#### TASK BRIEF
Could you repeat the records below exactly, leaving out any pictures?

#### STORED RECORDS
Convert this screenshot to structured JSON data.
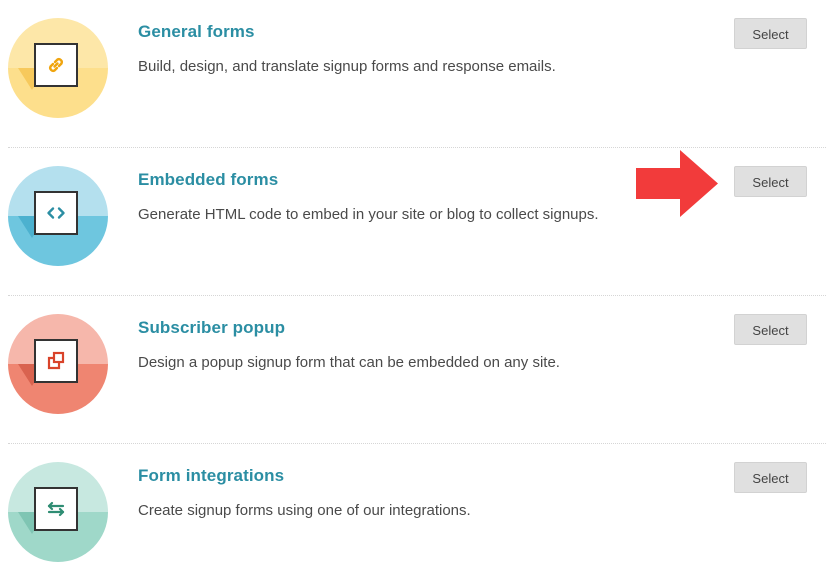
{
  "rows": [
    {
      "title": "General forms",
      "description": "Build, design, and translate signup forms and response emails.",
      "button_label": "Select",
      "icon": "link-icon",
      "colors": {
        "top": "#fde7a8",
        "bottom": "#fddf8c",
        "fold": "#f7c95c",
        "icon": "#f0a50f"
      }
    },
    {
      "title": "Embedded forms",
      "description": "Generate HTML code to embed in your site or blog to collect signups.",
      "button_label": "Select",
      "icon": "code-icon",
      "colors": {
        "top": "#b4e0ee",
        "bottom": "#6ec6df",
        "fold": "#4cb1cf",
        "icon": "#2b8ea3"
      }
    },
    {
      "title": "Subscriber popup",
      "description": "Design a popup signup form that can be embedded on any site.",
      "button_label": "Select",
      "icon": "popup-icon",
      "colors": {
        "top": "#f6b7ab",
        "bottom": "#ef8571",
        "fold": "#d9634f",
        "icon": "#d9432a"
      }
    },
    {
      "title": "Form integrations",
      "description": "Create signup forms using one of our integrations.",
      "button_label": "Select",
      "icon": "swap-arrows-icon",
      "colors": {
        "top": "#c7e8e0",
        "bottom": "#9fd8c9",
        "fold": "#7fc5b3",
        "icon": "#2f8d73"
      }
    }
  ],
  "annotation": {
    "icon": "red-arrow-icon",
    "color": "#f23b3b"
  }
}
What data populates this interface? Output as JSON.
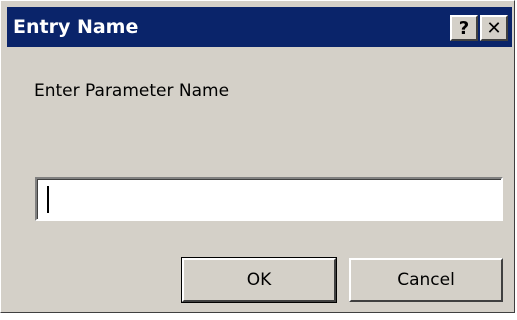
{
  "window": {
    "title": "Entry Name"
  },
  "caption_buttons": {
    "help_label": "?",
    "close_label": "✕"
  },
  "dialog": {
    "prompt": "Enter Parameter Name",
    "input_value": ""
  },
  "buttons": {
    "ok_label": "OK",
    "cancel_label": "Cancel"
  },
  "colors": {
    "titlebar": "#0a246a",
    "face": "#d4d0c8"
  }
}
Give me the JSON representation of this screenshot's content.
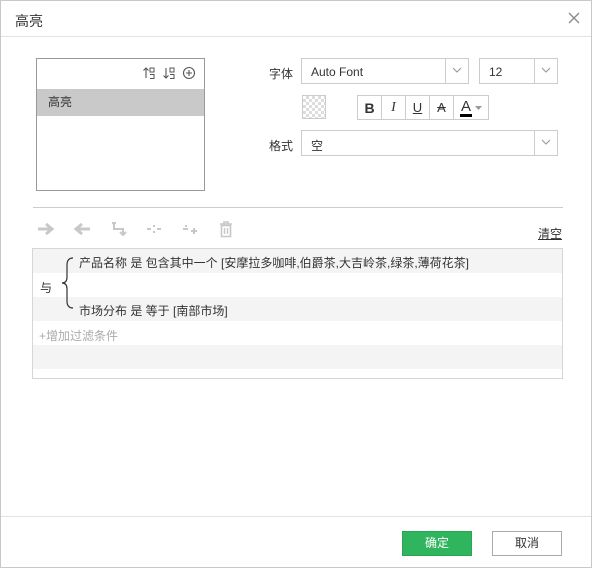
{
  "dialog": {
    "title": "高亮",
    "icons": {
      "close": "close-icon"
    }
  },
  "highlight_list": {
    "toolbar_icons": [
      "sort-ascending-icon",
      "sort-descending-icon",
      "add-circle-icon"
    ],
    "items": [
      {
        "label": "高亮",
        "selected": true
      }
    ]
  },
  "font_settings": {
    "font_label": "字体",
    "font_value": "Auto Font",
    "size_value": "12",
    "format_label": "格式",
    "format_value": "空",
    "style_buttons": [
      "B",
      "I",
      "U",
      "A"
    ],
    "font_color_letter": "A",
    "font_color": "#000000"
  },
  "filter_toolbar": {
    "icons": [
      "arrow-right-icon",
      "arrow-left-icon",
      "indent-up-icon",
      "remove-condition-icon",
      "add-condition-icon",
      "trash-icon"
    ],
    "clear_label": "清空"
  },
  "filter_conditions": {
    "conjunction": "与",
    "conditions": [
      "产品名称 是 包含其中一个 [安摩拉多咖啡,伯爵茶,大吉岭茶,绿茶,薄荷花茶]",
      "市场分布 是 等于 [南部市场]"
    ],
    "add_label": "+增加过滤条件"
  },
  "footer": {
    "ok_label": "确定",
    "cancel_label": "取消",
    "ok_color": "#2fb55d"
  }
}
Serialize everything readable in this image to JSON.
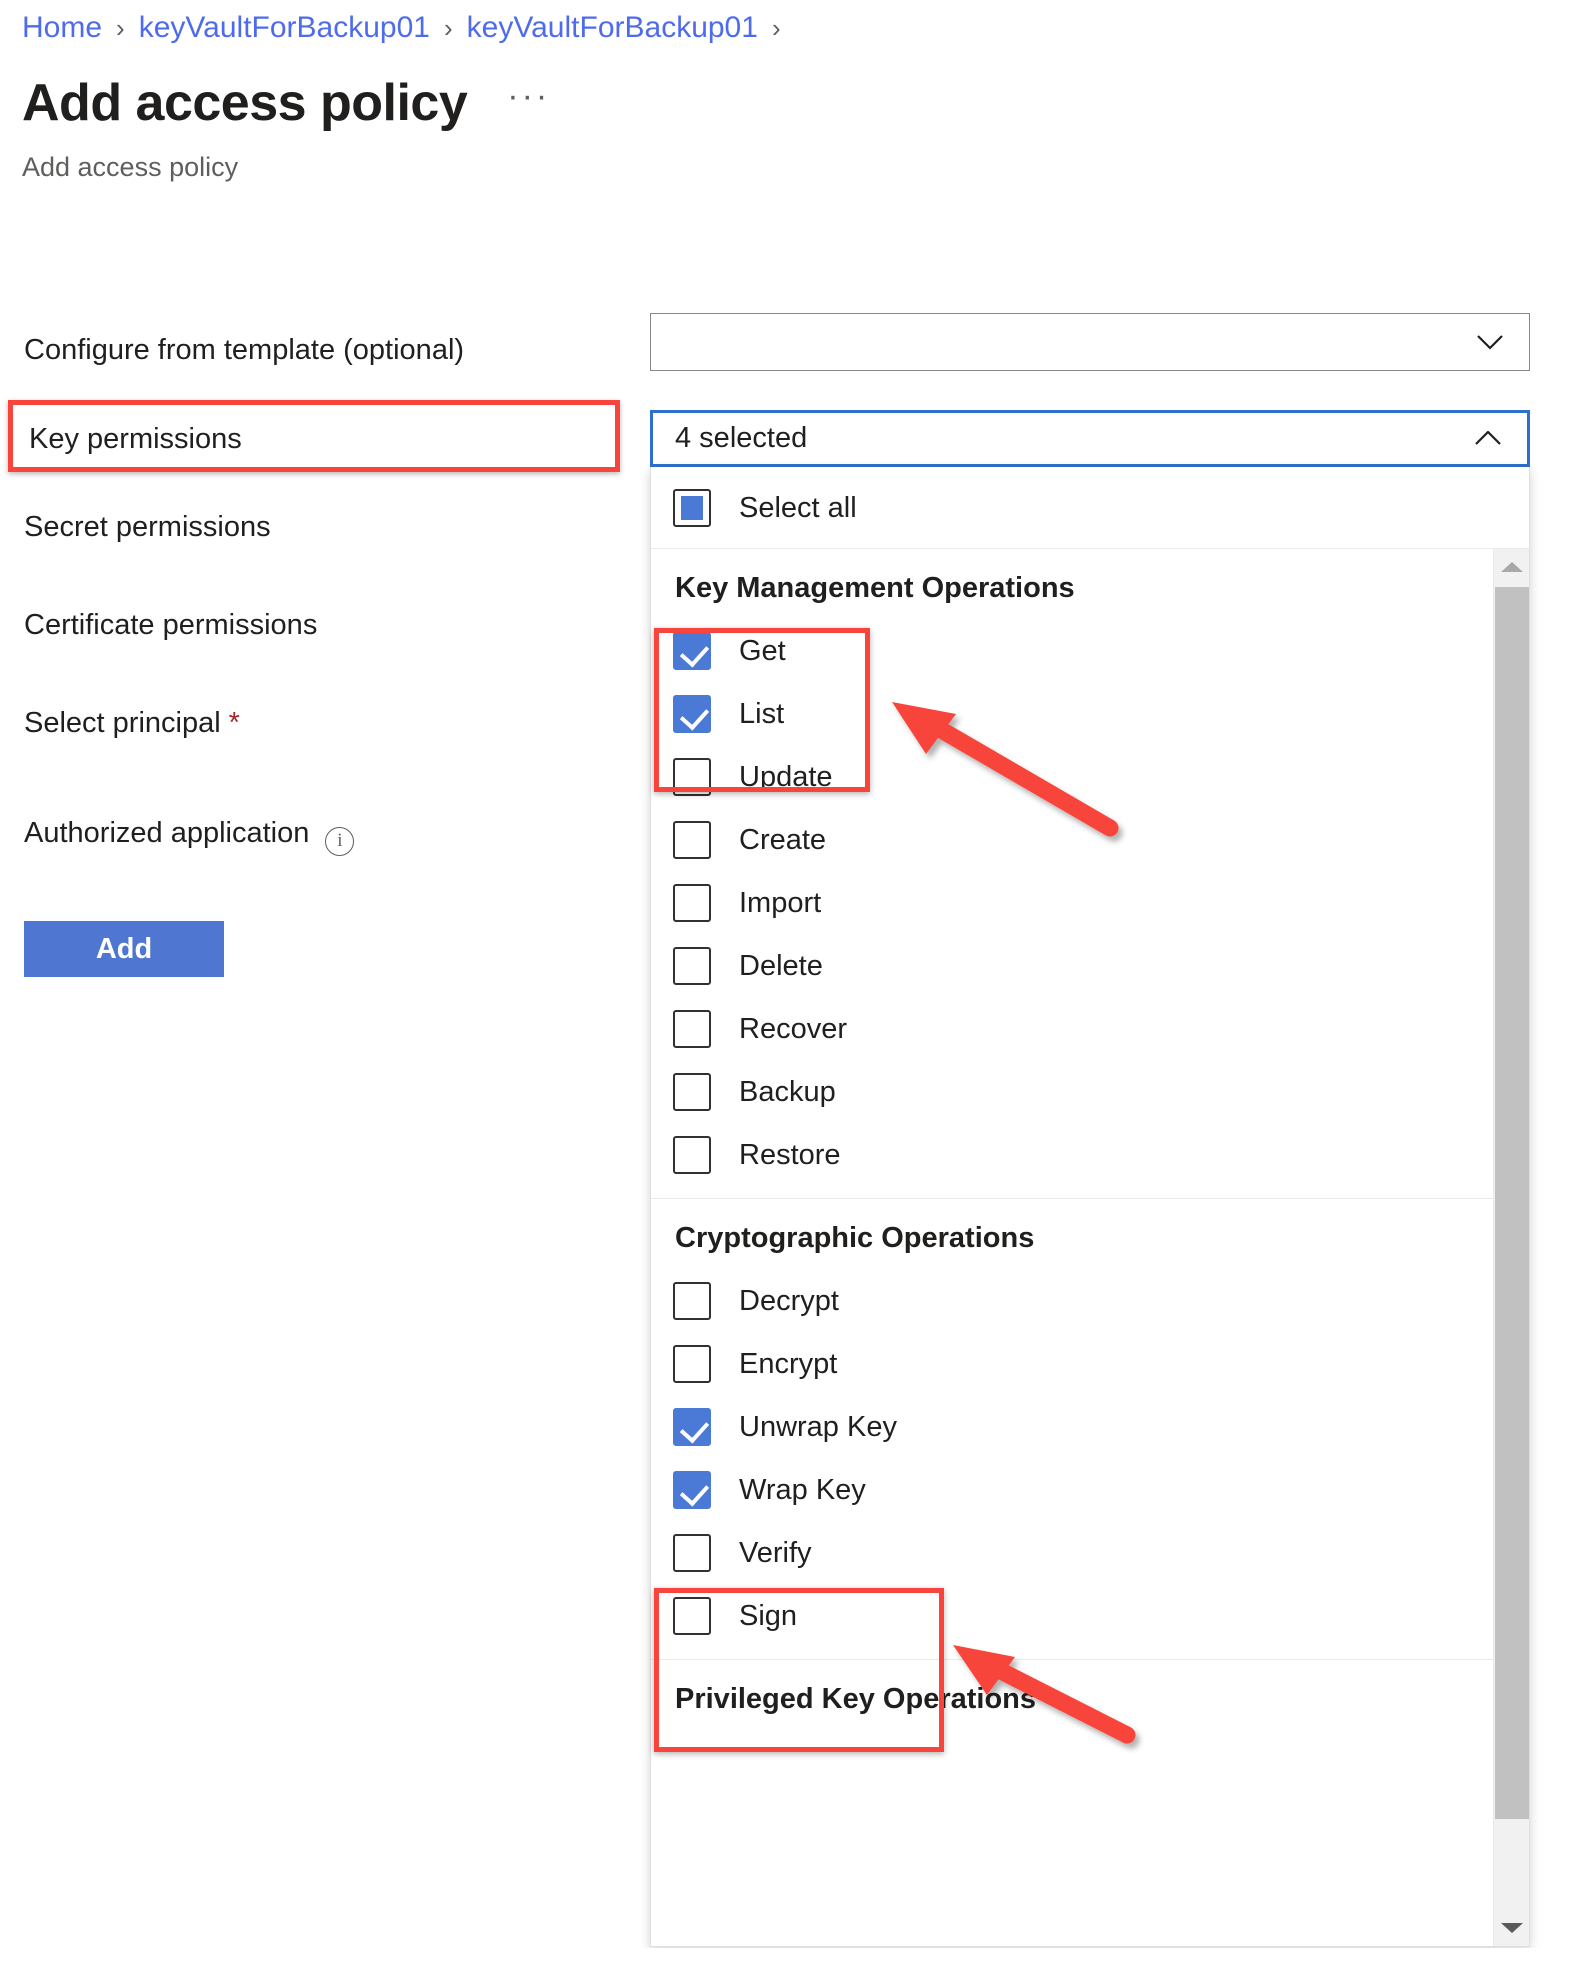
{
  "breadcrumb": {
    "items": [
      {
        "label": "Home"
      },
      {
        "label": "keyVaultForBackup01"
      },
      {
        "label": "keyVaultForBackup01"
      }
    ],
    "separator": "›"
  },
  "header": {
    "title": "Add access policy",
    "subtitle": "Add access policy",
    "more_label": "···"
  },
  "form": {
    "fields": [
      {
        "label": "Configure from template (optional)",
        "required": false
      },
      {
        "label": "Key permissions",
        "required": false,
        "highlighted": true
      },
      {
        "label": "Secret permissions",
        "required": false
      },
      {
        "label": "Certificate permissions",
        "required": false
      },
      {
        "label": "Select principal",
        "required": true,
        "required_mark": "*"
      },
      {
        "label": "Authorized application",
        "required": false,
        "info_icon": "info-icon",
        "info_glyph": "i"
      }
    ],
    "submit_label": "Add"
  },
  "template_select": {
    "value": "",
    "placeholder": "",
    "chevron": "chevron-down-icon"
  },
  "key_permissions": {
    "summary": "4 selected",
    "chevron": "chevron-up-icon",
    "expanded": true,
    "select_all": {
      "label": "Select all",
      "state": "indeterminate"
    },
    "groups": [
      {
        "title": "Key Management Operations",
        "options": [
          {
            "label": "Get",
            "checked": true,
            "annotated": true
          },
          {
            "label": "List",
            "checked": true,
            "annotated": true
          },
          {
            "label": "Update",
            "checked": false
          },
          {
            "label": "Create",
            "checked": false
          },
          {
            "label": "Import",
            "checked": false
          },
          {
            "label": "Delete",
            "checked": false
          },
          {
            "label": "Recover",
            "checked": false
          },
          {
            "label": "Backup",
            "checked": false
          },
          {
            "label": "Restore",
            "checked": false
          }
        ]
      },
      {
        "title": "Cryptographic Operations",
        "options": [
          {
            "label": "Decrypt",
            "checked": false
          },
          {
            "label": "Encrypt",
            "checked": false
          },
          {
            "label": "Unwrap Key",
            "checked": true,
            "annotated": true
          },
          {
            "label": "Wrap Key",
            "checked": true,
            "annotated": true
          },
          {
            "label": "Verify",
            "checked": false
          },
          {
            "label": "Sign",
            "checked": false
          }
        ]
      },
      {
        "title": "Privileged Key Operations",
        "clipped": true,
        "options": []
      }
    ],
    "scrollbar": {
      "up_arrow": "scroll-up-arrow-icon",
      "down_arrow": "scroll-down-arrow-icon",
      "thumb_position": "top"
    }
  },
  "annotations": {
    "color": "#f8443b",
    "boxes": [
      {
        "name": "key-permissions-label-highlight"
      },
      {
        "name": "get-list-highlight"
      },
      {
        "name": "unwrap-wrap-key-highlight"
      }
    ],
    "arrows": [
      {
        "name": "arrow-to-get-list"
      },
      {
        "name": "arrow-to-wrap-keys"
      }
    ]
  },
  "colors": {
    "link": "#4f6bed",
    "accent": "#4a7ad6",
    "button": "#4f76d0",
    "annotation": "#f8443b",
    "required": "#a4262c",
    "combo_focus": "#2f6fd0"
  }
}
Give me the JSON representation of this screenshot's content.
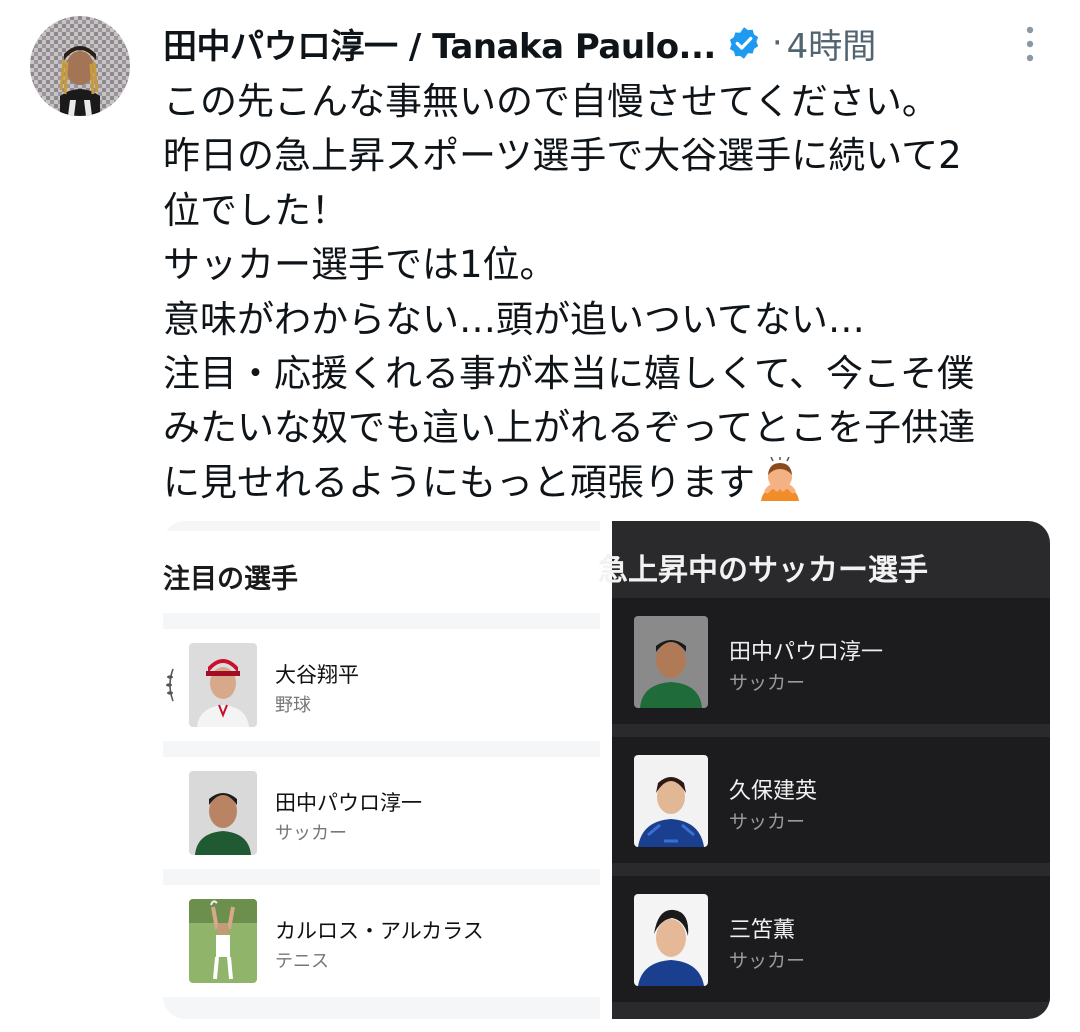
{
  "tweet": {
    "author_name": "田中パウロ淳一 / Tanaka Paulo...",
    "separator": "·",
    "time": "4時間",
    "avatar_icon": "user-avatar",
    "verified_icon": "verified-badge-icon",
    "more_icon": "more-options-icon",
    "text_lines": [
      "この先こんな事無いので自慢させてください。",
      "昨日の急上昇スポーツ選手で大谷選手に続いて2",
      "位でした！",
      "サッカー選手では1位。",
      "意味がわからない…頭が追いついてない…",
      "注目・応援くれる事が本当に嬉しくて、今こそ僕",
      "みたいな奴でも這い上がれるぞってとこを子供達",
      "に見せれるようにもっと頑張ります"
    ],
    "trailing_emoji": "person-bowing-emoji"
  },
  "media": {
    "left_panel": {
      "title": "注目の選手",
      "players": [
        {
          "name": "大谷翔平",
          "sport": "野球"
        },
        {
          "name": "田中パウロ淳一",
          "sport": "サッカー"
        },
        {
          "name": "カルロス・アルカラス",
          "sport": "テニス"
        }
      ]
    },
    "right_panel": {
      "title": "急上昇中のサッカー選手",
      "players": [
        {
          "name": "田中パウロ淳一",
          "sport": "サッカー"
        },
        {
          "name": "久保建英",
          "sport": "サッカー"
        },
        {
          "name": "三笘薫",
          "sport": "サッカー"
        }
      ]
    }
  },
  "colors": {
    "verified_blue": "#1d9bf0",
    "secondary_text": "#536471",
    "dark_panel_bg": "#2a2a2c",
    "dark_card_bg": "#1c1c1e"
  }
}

#### TASK OUTPUT
Convert this screenshot to structured JSON data.
{
  "rows": [
    {
      "title": "General forms",
      "description": "Build, design, and translate signup forms and response emails.",
      "button_label": "Select",
      "icon": "link-icon",
      "colors": {
        "top": "#fde7a8",
        "bottom": "#fddf8c",
        "fold": "#f7c95c",
        "icon": "#f0a50f"
      }
    },
    {
      "title": "Embedded forms",
      "description": "Generate HTML code to embed in your site or blog to collect signups.",
      "button_label": "Select",
      "icon": "code-icon",
      "colors": {
        "top": "#b4e0ee",
        "bottom": "#6ec6df",
        "fold": "#4cb1cf",
        "icon": "#2b8ea3"
      }
    },
    {
      "title": "Subscriber popup",
      "description": "Design a popup signup form that can be embedded on any site.",
      "button_label": "Select",
      "icon": "popup-icon",
      "colors": {
        "top": "#f6b7ab",
        "bottom": "#ef8571",
        "fold": "#d9634f",
        "icon": "#d9432a"
      }
    },
    {
      "title": "Form integrations",
      "description": "Create signup forms using one of our integrations.",
      "button_label": "Select",
      "icon": "swap-arrows-icon",
      "colors": {
        "top": "#c7e8e0",
        "bottom": "#9fd8c9",
        "fold": "#7fc5b3",
        "icon": "#2f8d73"
      }
    }
  ],
  "annotation": {
    "icon": "red-arrow-icon",
    "color": "#f23b3b"
  }
}
What data populates this interface? Output as JSON.
{
  "window": {
    "title": "Entry Name"
  },
  "caption_buttons": {
    "help_label": "?",
    "close_label": "✕"
  },
  "dialog": {
    "prompt": "Enter Parameter Name",
    "input_value": ""
  },
  "buttons": {
    "ok_label": "OK",
    "cancel_label": "Cancel"
  },
  "colors": {
    "titlebar": "#0a246a",
    "face": "#d4d0c8"
  }
}
Give me the JSON representation of this screenshot's content.
{
  "dialog": {
    "title": "高亮",
    "icons": {
      "close": "close-icon"
    }
  },
  "highlight_list": {
    "toolbar_icons": [
      "sort-ascending-icon",
      "sort-descending-icon",
      "add-circle-icon"
    ],
    "items": [
      {
        "label": "高亮",
        "selected": true
      }
    ]
  },
  "font_settings": {
    "font_label": "字体",
    "font_value": "Auto Font",
    "size_value": "12",
    "format_label": "格式",
    "format_value": "空",
    "style_buttons": [
      "B",
      "I",
      "U",
      "A"
    ],
    "font_color_letter": "A",
    "font_color": "#000000"
  },
  "filter_toolbar": {
    "icons": [
      "arrow-right-icon",
      "arrow-left-icon",
      "indent-up-icon",
      "remove-condition-icon",
      "add-condition-icon",
      "trash-icon"
    ],
    "clear_label": "清空"
  },
  "filter_conditions": {
    "conjunction": "与",
    "conditions": [
      "产品名称 是 包含其中一个 [安摩拉多咖啡,伯爵茶,大吉岭茶,绿茶,薄荷花茶]",
      "市场分布 是 等于 [南部市场]"
    ],
    "add_label": "+增加过滤条件"
  },
  "footer": {
    "ok_label": "确定",
    "cancel_label": "取消",
    "ok_color": "#2fb55d"
  }
}
Serialize everything readable in this image to JSON.
{
  "breadcrumb": {
    "items": [
      {
        "label": "Home"
      },
      {
        "label": "keyVaultForBackup01"
      },
      {
        "label": "keyVaultForBackup01"
      }
    ],
    "separator": "›"
  },
  "header": {
    "title": "Add access policy",
    "subtitle": "Add access policy",
    "more_label": "···"
  },
  "form": {
    "fields": [
      {
        "label": "Configure from template (optional)",
        "required": false
      },
      {
        "label": "Key permissions",
        "required": false,
        "highlighted": true
      },
      {
        "label": "Secret permissions",
        "required": false
      },
      {
        "label": "Certificate permissions",
        "required": false
      },
      {
        "label": "Select principal",
        "required": true,
        "required_mark": "*"
      },
      {
        "label": "Authorized application",
        "required": false,
        "info_icon": "info-icon",
        "info_glyph": "i"
      }
    ],
    "submit_label": "Add"
  },
  "template_select": {
    "value": "",
    "placeholder": "",
    "chevron": "chevron-down-icon"
  },
  "key_permissions": {
    "summary": "4 selected",
    "chevron": "chevron-up-icon",
    "expanded": true,
    "select_all": {
      "label": "Select all",
      "state": "indeterminate"
    },
    "groups": [
      {
        "title": "Key Management Operations",
        "options": [
          {
            "label": "Get",
            "checked": true,
            "annotated": true
          },
          {
            "label": "List",
            "checked": true,
            "annotated": true
          },
          {
            "label": "Update",
            "checked": false
          },
          {
            "label": "Create",
            "checked": false
          },
          {
            "label": "Import",
            "checked": false
          },
          {
            "label": "Delete",
            "checked": false
          },
          {
            "label": "Recover",
            "checked": false
          },
          {
            "label": "Backup",
            "checked": false
          },
          {
            "label": "Restore",
            "checked": false
          }
        ]
      },
      {
        "title": "Cryptographic Operations",
        "options": [
          {
            "label": "Decrypt",
            "checked": false
          },
          {
            "label": "Encrypt",
            "checked": false
          },
          {
            "label": "Unwrap Key",
            "checked": true,
            "annotated": true
          },
          {
            "label": "Wrap Key",
            "checked": true,
            "annotated": true
          },
          {
            "label": "Verify",
            "checked": false
          },
          {
            "label": "Sign",
            "checked": false
          }
        ]
      },
      {
        "title": "Privileged Key Operations",
        "clipped": true,
        "options": []
      }
    ],
    "scrollbar": {
      "up_arrow": "scroll-up-arrow-icon",
      "down_arrow": "scroll-down-arrow-icon",
      "thumb_position": "top"
    }
  },
  "annotations": {
    "color": "#f8443b",
    "boxes": [
      {
        "name": "key-permissions-label-highlight"
      },
      {
        "name": "get-list-highlight"
      },
      {
        "name": "unwrap-wrap-key-highlight"
      }
    ],
    "arrows": [
      {
        "name": "arrow-to-get-list"
      },
      {
        "name": "arrow-to-wrap-keys"
      }
    ]
  },
  "colors": {
    "link": "#4f6bed",
    "accent": "#4a7ad6",
    "button": "#4f76d0",
    "annotation": "#f8443b",
    "required": "#a4262c",
    "combo_focus": "#2f6fd0"
  }
}
Give me the JSON representation of this screenshot's content.
{
  "tweet": {
    "author_name": "田中パウロ淳一 / Tanaka Paulo...",
    "separator": "·",
    "time": "4時間",
    "avatar_icon": "user-avatar",
    "verified_icon": "verified-badge-icon",
    "more_icon": "more-options-icon",
    "text_lines": [
      "この先こんな事無いので自慢させてください。",
      "昨日の急上昇スポーツ選手で大谷選手に続いて2",
      "位でした！",
      "サッカー選手では1位。",
      "意味がわからない…頭が追いついてない…",
      "注目・応援くれる事が本当に嬉しくて、今こそ僕",
      "みたいな奴でも這い上がれるぞってとこを子供達",
      "に見せれるようにもっと頑張ります"
    ],
    "trailing_emoji": "person-bowing-emoji"
  },
  "media": {
    "left_panel": {
      "title": "注目の選手",
      "players": [
        {
          "name": "大谷翔平",
          "sport": "野球"
        },
        {
          "name": "田中パウロ淳一",
          "sport": "サッカー"
        },
        {
          "name": "カルロス・アルカラス",
          "sport": "テニス"
        }
      ]
    },
    "right_panel": {
      "title": "急上昇中のサッカー選手",
      "players": [
        {
          "name": "田中パウロ淳一",
          "sport": "サッカー"
        },
        {
          "name": "久保建英",
          "sport": "サッカー"
        },
        {
          "name": "三笘薫",
          "sport": "サッカー"
        }
      ]
    }
  },
  "colors": {
    "verified_blue": "#1d9bf0",
    "secondary_text": "#536471",
    "dark_panel_bg": "#2a2a2c",
    "dark_card_bg": "#1c1c1e"
  }
}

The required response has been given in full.